**EXERCISE TASK**. Copy out the whole listing exactly as written, leaving the pictures behind.

++++

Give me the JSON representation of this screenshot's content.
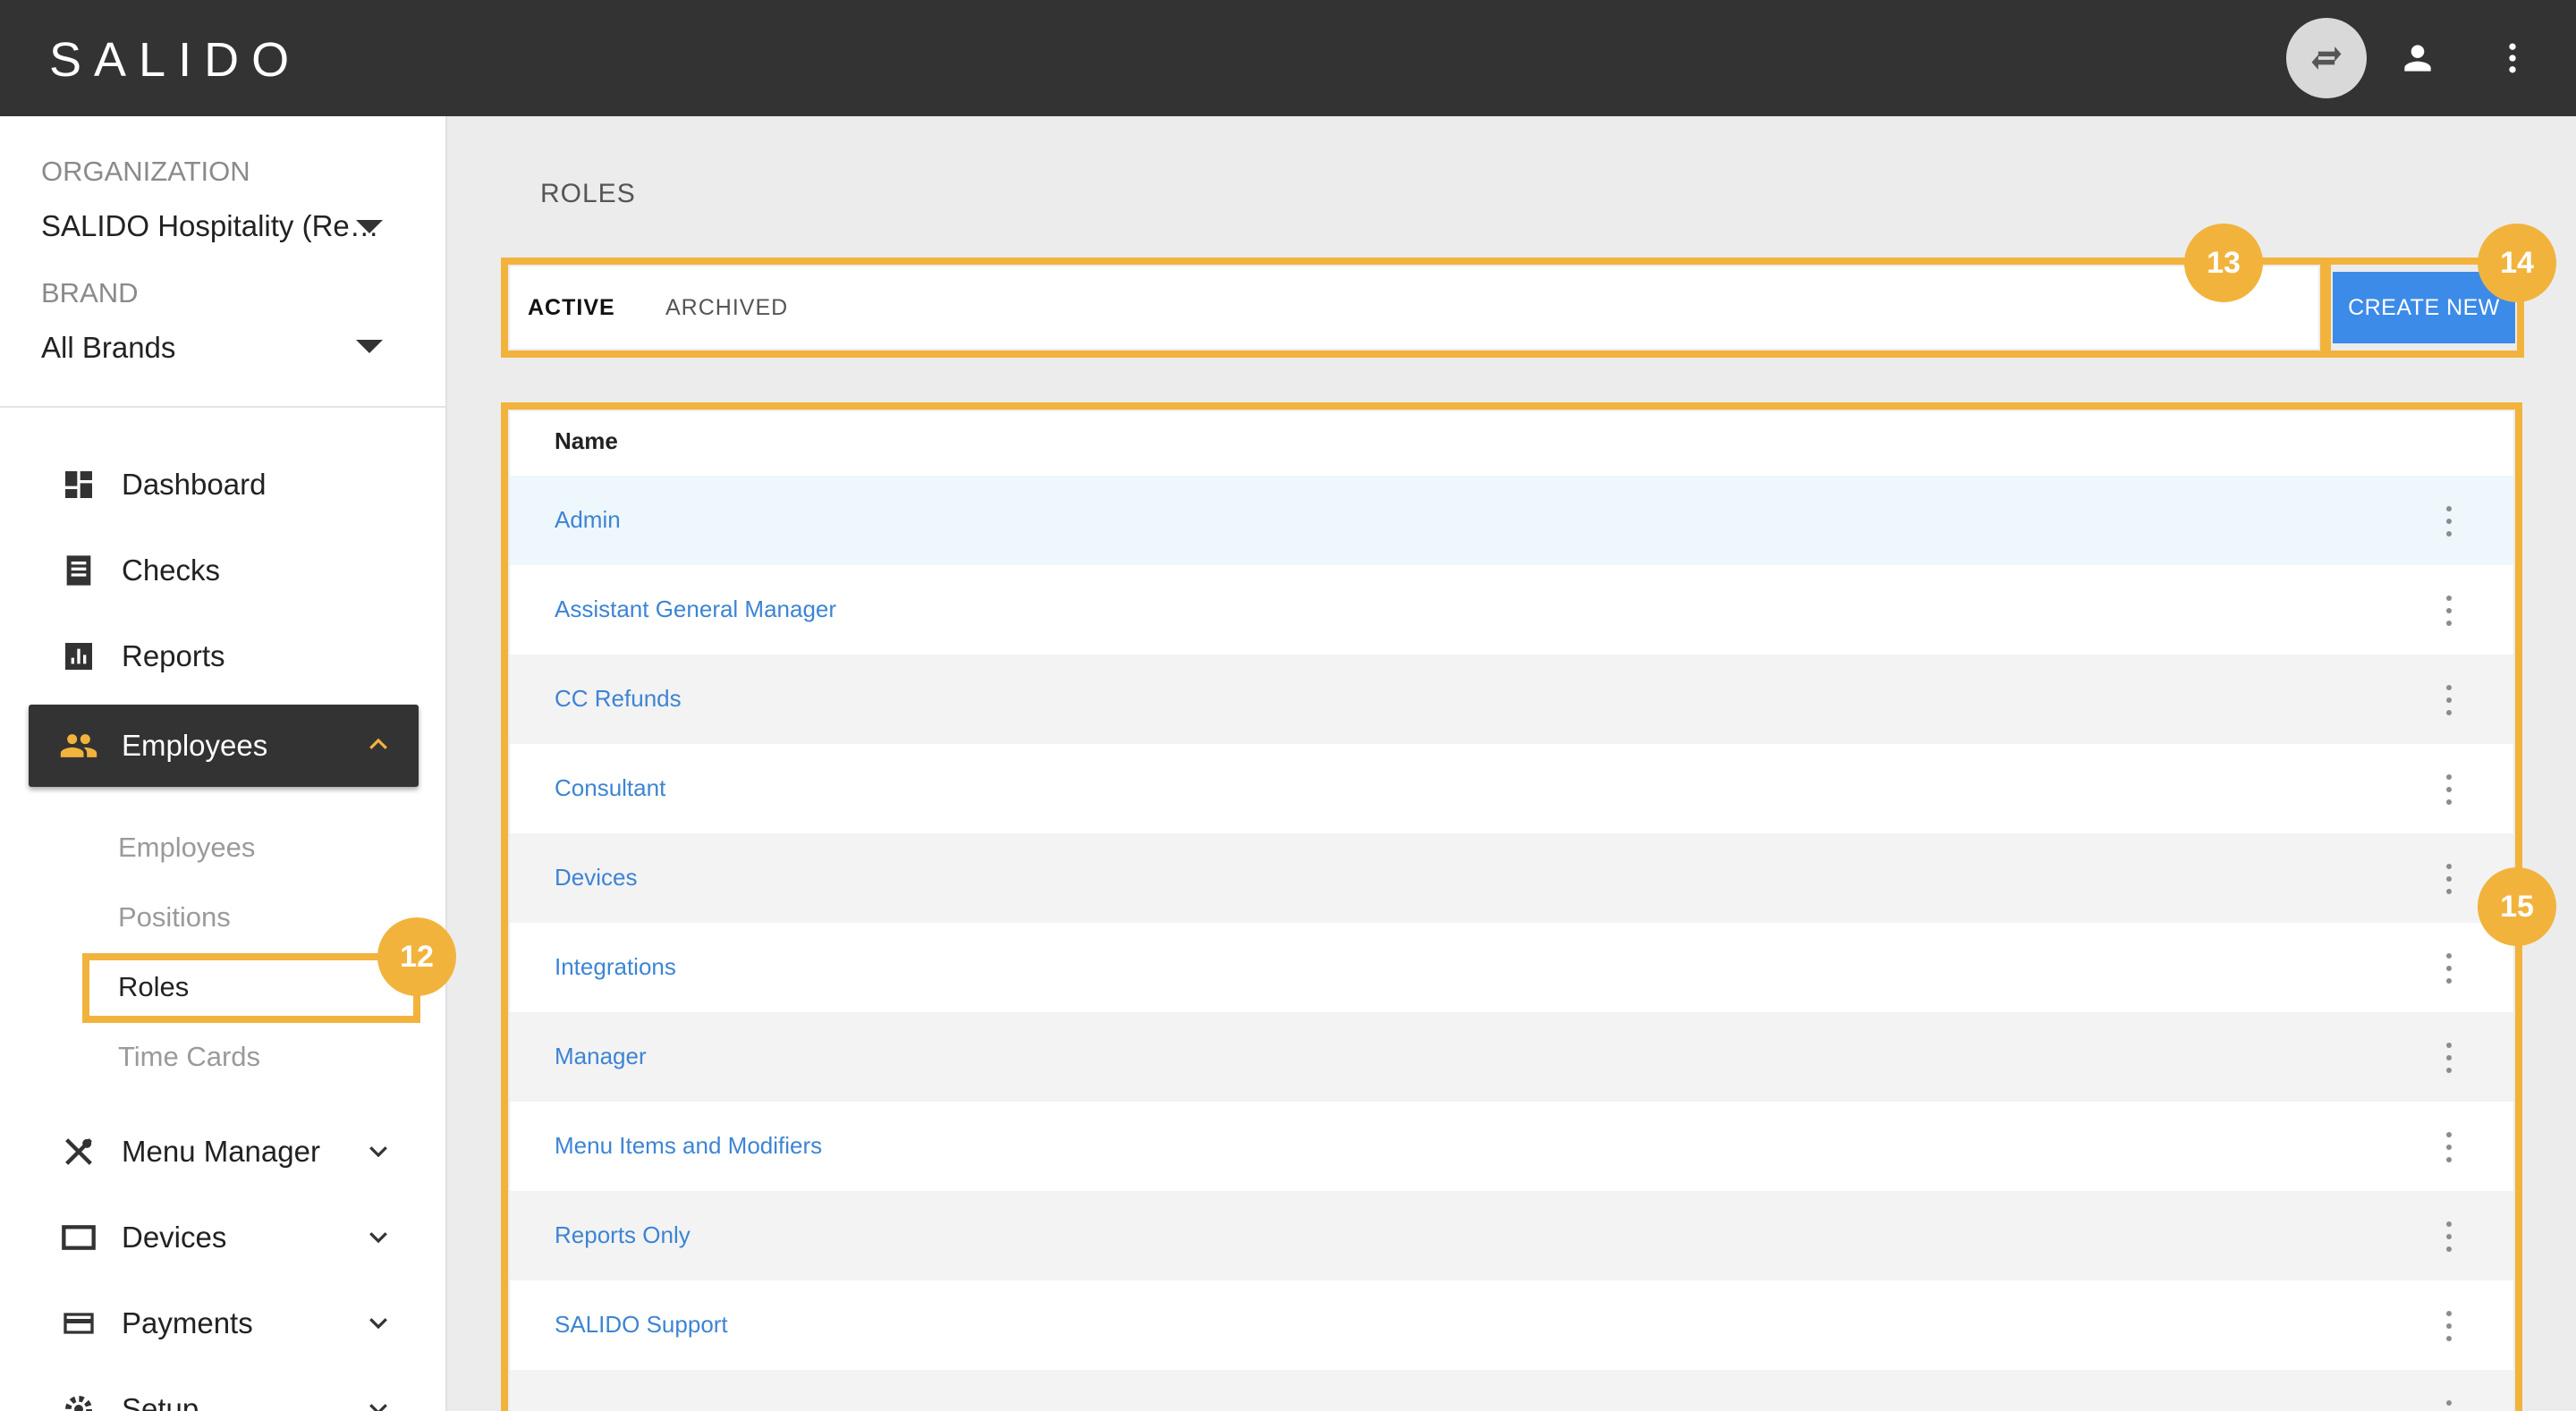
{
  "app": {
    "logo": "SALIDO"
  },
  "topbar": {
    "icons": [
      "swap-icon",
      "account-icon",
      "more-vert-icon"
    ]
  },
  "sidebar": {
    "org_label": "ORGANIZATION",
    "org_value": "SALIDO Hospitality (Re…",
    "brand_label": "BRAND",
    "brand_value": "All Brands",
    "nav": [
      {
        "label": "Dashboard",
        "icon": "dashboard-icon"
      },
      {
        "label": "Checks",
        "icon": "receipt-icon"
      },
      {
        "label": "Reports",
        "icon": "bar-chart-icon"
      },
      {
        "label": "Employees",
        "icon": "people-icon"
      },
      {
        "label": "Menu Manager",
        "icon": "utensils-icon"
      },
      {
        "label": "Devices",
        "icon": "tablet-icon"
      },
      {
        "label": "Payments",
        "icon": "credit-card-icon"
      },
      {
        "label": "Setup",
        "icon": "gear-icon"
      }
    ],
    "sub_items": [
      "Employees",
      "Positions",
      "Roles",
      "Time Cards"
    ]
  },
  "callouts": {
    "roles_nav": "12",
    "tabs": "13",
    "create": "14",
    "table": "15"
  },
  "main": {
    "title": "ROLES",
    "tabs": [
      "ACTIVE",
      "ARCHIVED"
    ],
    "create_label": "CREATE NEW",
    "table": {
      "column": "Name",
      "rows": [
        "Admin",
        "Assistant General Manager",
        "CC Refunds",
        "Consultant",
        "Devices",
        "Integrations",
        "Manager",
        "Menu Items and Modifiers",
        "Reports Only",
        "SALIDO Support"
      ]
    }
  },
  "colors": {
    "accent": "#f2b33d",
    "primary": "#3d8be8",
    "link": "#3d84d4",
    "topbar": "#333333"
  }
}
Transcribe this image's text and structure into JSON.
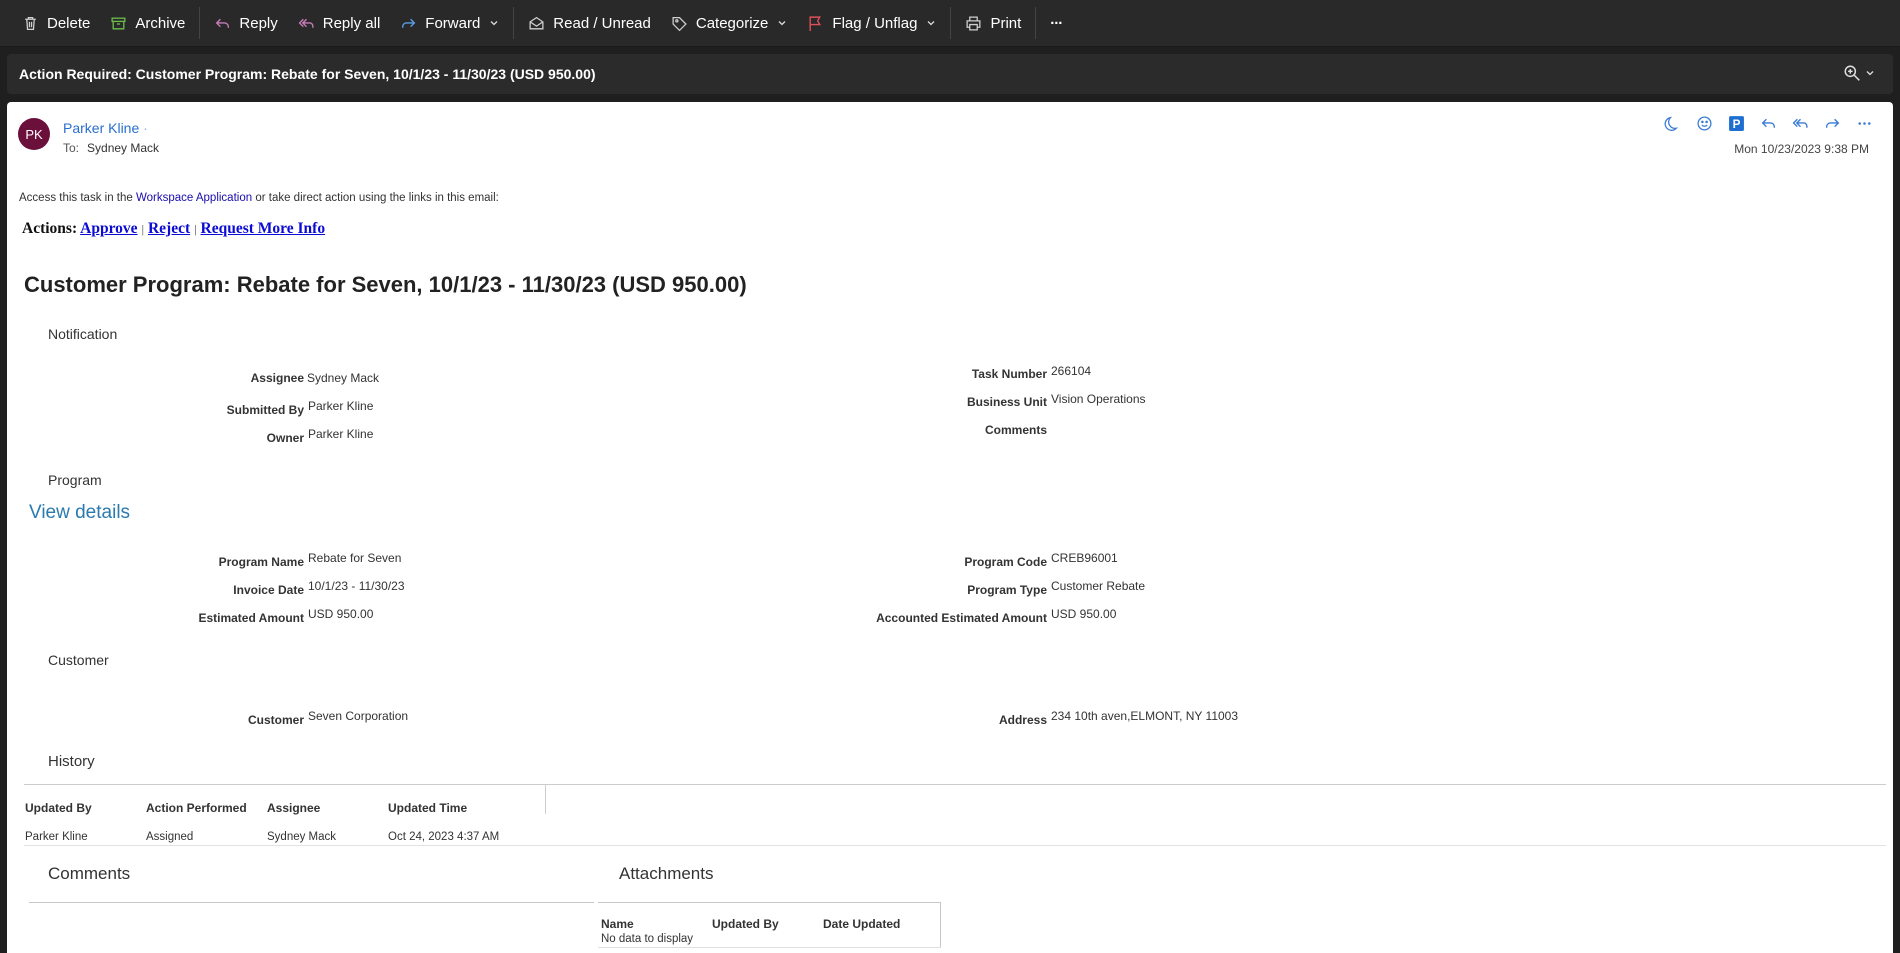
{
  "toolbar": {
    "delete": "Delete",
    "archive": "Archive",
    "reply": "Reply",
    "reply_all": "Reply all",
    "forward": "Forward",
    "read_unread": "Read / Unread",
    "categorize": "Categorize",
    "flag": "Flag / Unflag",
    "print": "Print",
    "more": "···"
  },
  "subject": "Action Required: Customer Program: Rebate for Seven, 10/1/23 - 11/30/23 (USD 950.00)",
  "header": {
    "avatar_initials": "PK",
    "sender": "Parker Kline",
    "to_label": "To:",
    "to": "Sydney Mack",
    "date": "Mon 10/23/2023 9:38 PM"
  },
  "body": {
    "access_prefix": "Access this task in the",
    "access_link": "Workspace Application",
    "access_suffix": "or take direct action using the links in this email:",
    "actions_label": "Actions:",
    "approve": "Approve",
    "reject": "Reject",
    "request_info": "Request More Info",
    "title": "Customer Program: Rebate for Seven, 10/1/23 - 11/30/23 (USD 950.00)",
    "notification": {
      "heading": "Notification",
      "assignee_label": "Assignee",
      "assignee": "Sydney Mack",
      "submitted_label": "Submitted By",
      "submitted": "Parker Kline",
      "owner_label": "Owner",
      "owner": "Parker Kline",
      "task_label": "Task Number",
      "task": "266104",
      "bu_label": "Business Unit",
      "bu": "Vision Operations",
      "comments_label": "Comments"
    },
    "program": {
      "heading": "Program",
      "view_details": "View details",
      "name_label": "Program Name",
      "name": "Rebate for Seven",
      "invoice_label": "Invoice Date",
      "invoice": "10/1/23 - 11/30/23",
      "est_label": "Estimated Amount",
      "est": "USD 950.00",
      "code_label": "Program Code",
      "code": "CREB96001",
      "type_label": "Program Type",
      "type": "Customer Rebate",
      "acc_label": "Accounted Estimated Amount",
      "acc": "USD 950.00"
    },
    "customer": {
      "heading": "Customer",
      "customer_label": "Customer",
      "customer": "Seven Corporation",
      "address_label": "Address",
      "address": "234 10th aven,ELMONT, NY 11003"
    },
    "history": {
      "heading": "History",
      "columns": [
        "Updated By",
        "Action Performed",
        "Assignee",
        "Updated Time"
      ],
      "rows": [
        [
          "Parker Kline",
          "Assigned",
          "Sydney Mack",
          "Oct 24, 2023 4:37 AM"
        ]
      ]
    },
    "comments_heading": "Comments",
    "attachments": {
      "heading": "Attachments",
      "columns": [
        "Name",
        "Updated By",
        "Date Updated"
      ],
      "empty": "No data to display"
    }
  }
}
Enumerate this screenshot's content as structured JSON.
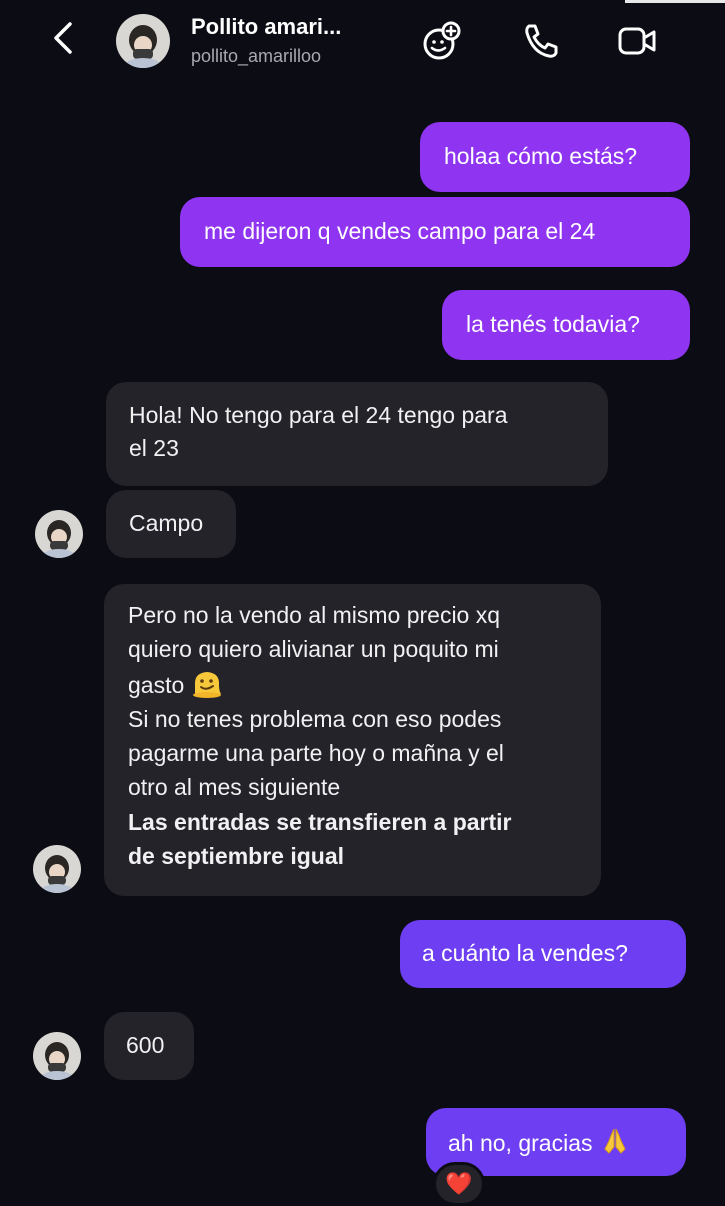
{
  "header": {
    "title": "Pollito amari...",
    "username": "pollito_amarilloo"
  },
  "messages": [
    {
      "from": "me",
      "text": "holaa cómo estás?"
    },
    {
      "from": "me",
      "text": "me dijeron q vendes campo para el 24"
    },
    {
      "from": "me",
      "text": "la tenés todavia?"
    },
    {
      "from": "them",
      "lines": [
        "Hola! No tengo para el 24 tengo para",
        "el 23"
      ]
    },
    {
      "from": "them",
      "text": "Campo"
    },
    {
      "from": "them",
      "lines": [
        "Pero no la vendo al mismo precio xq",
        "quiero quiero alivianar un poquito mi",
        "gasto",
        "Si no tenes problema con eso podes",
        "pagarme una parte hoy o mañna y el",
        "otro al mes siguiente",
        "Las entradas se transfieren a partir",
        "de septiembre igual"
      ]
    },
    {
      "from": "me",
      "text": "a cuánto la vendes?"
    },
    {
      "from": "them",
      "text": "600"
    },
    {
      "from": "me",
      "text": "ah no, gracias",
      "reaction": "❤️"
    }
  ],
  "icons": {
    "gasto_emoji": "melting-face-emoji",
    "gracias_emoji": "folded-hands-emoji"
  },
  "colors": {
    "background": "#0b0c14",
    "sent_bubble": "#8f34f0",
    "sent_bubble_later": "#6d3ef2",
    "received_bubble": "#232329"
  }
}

++++

**ANSWER IN FULL**.
Give me the JSON representation of this screenshot's content.
{
  "app": {
    "logo": "SALIDO"
  },
  "topbar": {
    "icons": [
      "swap-icon",
      "account-icon",
      "more-vert-icon"
    ]
  },
  "sidebar": {
    "org_label": "ORGANIZATION",
    "org_value": "SALIDO Hospitality (Re…",
    "brand_label": "BRAND",
    "brand_value": "All Brands",
    "nav": [
      {
        "label": "Dashboard",
        "icon": "dashboard-icon"
      },
      {
        "label": "Checks",
        "icon": "receipt-icon"
      },
      {
        "label": "Reports",
        "icon": "bar-chart-icon"
      },
      {
        "label": "Employees",
        "icon": "people-icon"
      },
      {
        "label": "Menu Manager",
        "icon": "utensils-icon"
      },
      {
        "label": "Devices",
        "icon": "tablet-icon"
      },
      {
        "label": "Payments",
        "icon": "credit-card-icon"
      },
      {
        "label": "Setup",
        "icon": "gear-icon"
      }
    ],
    "sub_items": [
      "Employees",
      "Positions",
      "Roles",
      "Time Cards"
    ]
  },
  "callouts": {
    "roles_nav": "12",
    "tabs": "13",
    "create": "14",
    "table": "15"
  },
  "main": {
    "title": "ROLES",
    "tabs": [
      "ACTIVE",
      "ARCHIVED"
    ],
    "create_label": "CREATE NEW",
    "table": {
      "column": "Name",
      "rows": [
        "Admin",
        "Assistant General Manager",
        "CC Refunds",
        "Consultant",
        "Devices",
        "Integrations",
        "Manager",
        "Menu Items and Modifiers",
        "Reports Only",
        "SALIDO Support"
      ]
    }
  },
  "colors": {
    "accent": "#f2b33d",
    "primary": "#3d8be8",
    "link": "#3d84d4",
    "topbar": "#333333"
  }
}
Transcribe this image's text and structure into JSON.
{
  "toolbar": {
    "delete": "Delete",
    "archive": "Archive",
    "reply": "Reply",
    "reply_all": "Reply all",
    "forward": "Forward",
    "read_unread": "Read / Unread",
    "categorize": "Categorize",
    "flag": "Flag / Unflag",
    "print": "Print",
    "more": "···"
  },
  "subject": "Action Required: Customer Program: Rebate for Seven, 10/1/23 - 11/30/23 (USD 950.00)",
  "header": {
    "avatar_initials": "PK",
    "sender": "Parker Kline",
    "to_label": "To:",
    "to": "Sydney Mack",
    "date": "Mon 10/23/2023 9:38 PM"
  },
  "body": {
    "access_prefix": "Access this task in the",
    "access_link": "Workspace Application",
    "access_suffix": "or take direct action using the links in this email:",
    "actions_label": "Actions:",
    "approve": "Approve",
    "reject": "Reject",
    "request_info": "Request More Info",
    "title": "Customer Program: Rebate for Seven, 10/1/23 - 11/30/23 (USD 950.00)",
    "notification": {
      "heading": "Notification",
      "assignee_label": "Assignee",
      "assignee": "Sydney Mack",
      "submitted_label": "Submitted By",
      "submitted": "Parker Kline",
      "owner_label": "Owner",
      "owner": "Parker Kline",
      "task_label": "Task Number",
      "task": "266104",
      "bu_label": "Business Unit",
      "bu": "Vision Operations",
      "comments_label": "Comments"
    },
    "program": {
      "heading": "Program",
      "view_details": "View details",
      "name_label": "Program Name",
      "name": "Rebate for Seven",
      "invoice_label": "Invoice Date",
      "invoice": "10/1/23 - 11/30/23",
      "est_label": "Estimated Amount",
      "est": "USD 950.00",
      "code_label": "Program Code",
      "code": "CREB96001",
      "type_label": "Program Type",
      "type": "Customer Rebate",
      "acc_label": "Accounted Estimated Amount",
      "acc": "USD 950.00"
    },
    "customer": {
      "heading": "Customer",
      "customer_label": "Customer",
      "customer": "Seven Corporation",
      "address_label": "Address",
      "address": "234 10th aven,ELMONT, NY 11003"
    },
    "history": {
      "heading": "History",
      "columns": [
        "Updated By",
        "Action Performed",
        "Assignee",
        "Updated Time"
      ],
      "rows": [
        [
          "Parker Kline",
          "Assigned",
          "Sydney Mack",
          "Oct 24, 2023 4:37 AM"
        ]
      ]
    },
    "comments_heading": "Comments",
    "attachments": {
      "heading": "Attachments",
      "columns": [
        "Name",
        "Updated By",
        "Date Updated"
      ],
      "empty": "No data to display"
    }
  }
}
Enumerate this screenshot's content as structured JSON.
{
  "header": {
    "title": "Pollito amari...",
    "username": "pollito_amarilloo"
  },
  "messages": [
    {
      "from": "me",
      "text": "holaa cómo estás?"
    },
    {
      "from": "me",
      "text": "me dijeron q vendes campo para el 24"
    },
    {
      "from": "me",
      "text": "la tenés todavia?"
    },
    {
      "from": "them",
      "lines": [
        "Hola! No tengo para el 24 tengo para",
        "el 23"
      ]
    },
    {
      "from": "them",
      "text": "Campo"
    },
    {
      "from": "them",
      "lines": [
        "Pero no la vendo al mismo precio xq",
        "quiero quiero alivianar un poquito mi",
        "gasto",
        "Si no tenes problema con eso podes",
        "pagarme una parte hoy o mañna y el",
        "otro al mes siguiente",
        "Las entradas se transfieren a partir",
        "de septiembre igual"
      ]
    },
    {
      "from": "me",
      "text": "a cuánto la vendes?"
    },
    {
      "from": "them",
      "text": "600"
    },
    {
      "from": "me",
      "text": "ah no, gracias",
      "reaction": "❤️"
    }
  ],
  "icons": {
    "gasto_emoji": "melting-face-emoji",
    "gracias_emoji": "folded-hands-emoji"
  },
  "colors": {
    "background": "#0b0c14",
    "sent_bubble": "#8f34f0",
    "sent_bubble_later": "#6d3ef2",
    "received_bubble": "#232329"
  }
}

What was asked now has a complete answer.